Exercise inputs:

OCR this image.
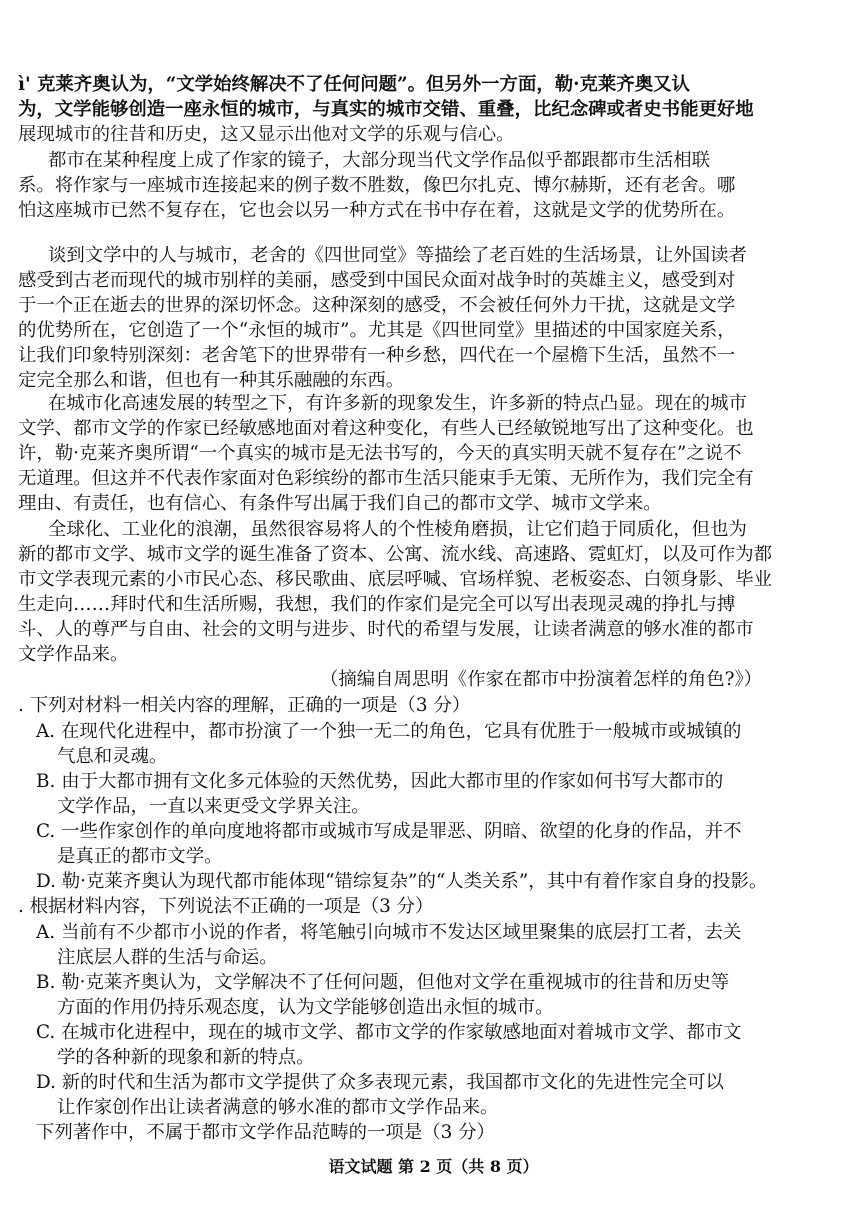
ì' 克莱齐奥认为，“文学始终解决不了任何问题”。但另外一方面，勒·克莱齐奥又认
为，文学能够创造一座永恒的城市，与真实的城市交错、重叠，比纪念碑或者史书能更好地
展现城市的往昔和历史，这又显示出他对文学的乐观与信心。
都市在某种程度上成了作家的镜子，大部分现当代文学作品似乎都跟都市生活相联
系。将作家与一座城市连接起来的例子数不胜数，像巴尔扎克、博尔赫斯，还有老舍。哪
怕这座城市已然不复存在，它也会以另一种方式在书中存在着，这就是文学的优势所在。
谈到文学中的人与城市，老舍的《四世同堂》等描绘了老百姓的生活场景，让外国读者
感受到古老而现代的城市别样的美丽，感受到中国民众面对战争时的英雄主义，感受到对
于一个正在逝去的世界的深切怀念。这种深刻的感受，不会被任何外力干扰，这就是文学
的优势所在，它创造了一个“永恒的城市”。尤其是《四世同堂》里描述的中国家庭关系，
让我们印象特别深刻：老舍笔下的世界带有一种乡愁，四代在一个屋檐下生活，虽然不一
定完全那么和谐，但也有一种其乐融融的东西。
在城市化高速发展的转型之下，有许多新的现象发生，许多新的特点凸显。现在的城市
文学、都市文学的作家已经敏感地面对着这种变化，有些人已经敏锐地写出了这种变化。也
许，勒·克莱齐奥所谓“一个真实的城市是无法书写的，今天的真实明天就不复存在”之说不
无道理。但这并不代表作家面对色彩缤纷的都市生活只能束手无策、无所作为，我们完全有
理由、有责任，也有信心、有条件写出属于我们自己的都市文学、城市文学来。
全球化、工业化的浪潮，虽然很容易将人的个性棱角磨损，让它们趋于同质化，但也为
新的都市文学、城市文学的诞生准备了资本、公寓、流水线、高速路、霓虹灯，以及可作为都
市文学表现元素的小市民心态、移民歌曲、底层呼喊、官场样貌、老板姿态、白领身影、毕业
生走向……拜时代和生活所赐，我想，我们的作家们是完全可以写出表现灵魂的挣扎与搏
斗、人的尊严与自由、社会的文明与进步、时代的希望与发展，让读者满意的够水准的都市
文学作品来。
（摘编自周思明《作家在都市中扮演着怎样的角色?》）
. 下列对材料一相关内容的理解，正确的一项是（3 分）
A. 在现代化进程中，都市扮演了一个独一无二的角色，它具有优胜于一般城市或城镇的
气息和灵魂。
B. 由于大都市拥有文化多元体验的天然优势，因此大都市里的作家如何书写大都市的
文学作品，一直以来更受文学界关注。
C. 一些作家创作的单向度地将都市或城市写成是罪恶、阴暗、欲望的化身的作品，并不
是真正的都市文学。
D. 勒·克莱齐奥认为现代都市能体现“错综复杂”的“人类关系”，其中有着作家自身的投影。
. 根据材料内容，下列说法不正确的一项是（3 分）
A. 当前有不少都市小说的作者，将笔触引向城市不发达区域里聚集的底层打工者，去关
注底层人群的生活与命运。
B. 勒·克莱齐奥认为，文学解决不了任何问题，但他对文学在重视城市的往昔和历史等
方面的作用仍持乐观态度，认为文学能够创造出永恒的城市。
C. 在城市化进程中，现在的城市文学、都市文学的作家敏感地面对着城市文学、都市文
学的各种新的现象和新的特点。
D. 新的时代和生活为都市文学提供了众多表现元素，我国都市文化的先进性完全可以
让作家创作出让读者满意的够水准的都市文学作品来。
下列著作中，不属于都市文学作品范畴的一项是（3 分）
语文试题 第 2 页（共 8 页）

Given problem:
Locate the word "四世同堂" in the records and collect each line it appears in.

Response for this exercise:
谈到文学中的人与城市，老舍的《四世同堂》等描绘了老百姓的生活场景，让外国读者
的优势所在，它创造了一个“永恒的城市”。尤其是《四世同堂》里描述的中国家庭关系，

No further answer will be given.